* **Records supplied**
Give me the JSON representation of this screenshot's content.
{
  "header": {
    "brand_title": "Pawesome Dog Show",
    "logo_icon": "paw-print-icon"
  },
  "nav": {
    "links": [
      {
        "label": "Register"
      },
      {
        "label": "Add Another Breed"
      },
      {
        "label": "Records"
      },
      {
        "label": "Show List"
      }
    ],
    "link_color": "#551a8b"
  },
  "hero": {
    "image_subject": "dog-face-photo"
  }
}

* **Instruction**
Transcribe every record above exactly as it appears.

* **Solved exercise**
Give me the JSON representation of this screenshot's content.
{
  "header": {
    "brand_title": "Pawesome Dog Show",
    "logo_icon": "paw-print-icon"
  },
  "nav": {
    "links": [
      {
        "label": "Register"
      },
      {
        "label": "Add Another Breed"
      },
      {
        "label": "Records"
      },
      {
        "label": "Show List"
      }
    ],
    "link_color": "#551a8b"
  },
  "hero": {
    "image_subject": "dog-face-photo"
  }
}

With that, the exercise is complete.